PROBLEM STATEMENT: Extract every line below, verbatim.

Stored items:
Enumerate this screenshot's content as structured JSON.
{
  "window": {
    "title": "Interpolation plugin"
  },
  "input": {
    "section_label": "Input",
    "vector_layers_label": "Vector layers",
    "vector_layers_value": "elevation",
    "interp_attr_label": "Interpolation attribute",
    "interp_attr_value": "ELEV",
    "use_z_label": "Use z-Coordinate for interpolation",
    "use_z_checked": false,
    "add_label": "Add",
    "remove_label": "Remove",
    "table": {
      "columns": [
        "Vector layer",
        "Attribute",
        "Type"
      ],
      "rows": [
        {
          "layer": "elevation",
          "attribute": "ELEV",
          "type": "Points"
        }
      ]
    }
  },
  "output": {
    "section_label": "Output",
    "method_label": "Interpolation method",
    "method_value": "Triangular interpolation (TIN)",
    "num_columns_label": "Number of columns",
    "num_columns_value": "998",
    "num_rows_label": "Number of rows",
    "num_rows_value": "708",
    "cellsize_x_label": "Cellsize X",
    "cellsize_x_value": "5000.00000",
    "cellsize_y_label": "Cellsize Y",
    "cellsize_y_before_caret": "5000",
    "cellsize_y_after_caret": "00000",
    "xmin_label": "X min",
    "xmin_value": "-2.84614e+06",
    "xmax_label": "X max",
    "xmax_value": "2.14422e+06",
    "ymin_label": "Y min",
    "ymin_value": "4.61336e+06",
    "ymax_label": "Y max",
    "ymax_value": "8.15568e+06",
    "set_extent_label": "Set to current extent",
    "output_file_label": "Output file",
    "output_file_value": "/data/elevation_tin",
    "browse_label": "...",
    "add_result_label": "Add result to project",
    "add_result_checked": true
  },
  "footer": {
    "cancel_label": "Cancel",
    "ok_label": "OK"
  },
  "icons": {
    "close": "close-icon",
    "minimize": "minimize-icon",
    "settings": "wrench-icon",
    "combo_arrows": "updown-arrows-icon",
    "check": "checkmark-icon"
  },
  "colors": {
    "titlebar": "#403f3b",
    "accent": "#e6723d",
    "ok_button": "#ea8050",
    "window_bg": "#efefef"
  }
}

EXERCISE SOLUTION:
Enumerate this screenshot's content as structured JSON.
{
  "window": {
    "title": "Interpolation plugin"
  },
  "input": {
    "section_label": "Input",
    "vector_layers_label": "Vector layers",
    "vector_layers_value": "elevation",
    "interp_attr_label": "Interpolation attribute",
    "interp_attr_value": "ELEV",
    "use_z_label": "Use z-Coordinate for interpolation",
    "use_z_checked": false,
    "add_label": "Add",
    "remove_label": "Remove",
    "table": {
      "columns": [
        "Vector layer",
        "Attribute",
        "Type"
      ],
      "rows": [
        {
          "layer": "elevation",
          "attribute": "ELEV",
          "type": "Points"
        }
      ]
    }
  },
  "output": {
    "section_label": "Output",
    "method_label": "Interpolation method",
    "method_value": "Triangular interpolation (TIN)",
    "num_columns_label": "Number of columns",
    "num_columns_value": "998",
    "num_rows_label": "Number of rows",
    "num_rows_value": "708",
    "cellsize_x_label": "Cellsize X",
    "cellsize_x_value": "5000.00000",
    "cellsize_y_label": "Cellsize Y",
    "cellsize_y_before_caret": "5000",
    "cellsize_y_after_caret": "00000",
    "xmin_label": "X min",
    "xmin_value": "-2.84614e+06",
    "xmax_label": "X max",
    "xmax_value": "2.14422e+06",
    "ymin_label": "Y min",
    "ymin_value": "4.61336e+06",
    "ymax_label": "Y max",
    "ymax_value": "8.15568e+06",
    "set_extent_label": "Set to current extent",
    "output_file_label": "Output file",
    "output_file_value": "/data/elevation_tin",
    "browse_label": "...",
    "add_result_label": "Add result to project",
    "add_result_checked": true
  },
  "footer": {
    "cancel_label": "Cancel",
    "ok_label": "OK"
  },
  "icons": {
    "close": "close-icon",
    "minimize": "minimize-icon",
    "settings": "wrench-icon",
    "combo_arrows": "updown-arrows-icon",
    "check": "checkmark-icon"
  },
  "colors": {
    "titlebar": "#403f3b",
    "accent": "#e6723d",
    "ok_button": "#ea8050",
    "window_bg": "#efefef"
  }
}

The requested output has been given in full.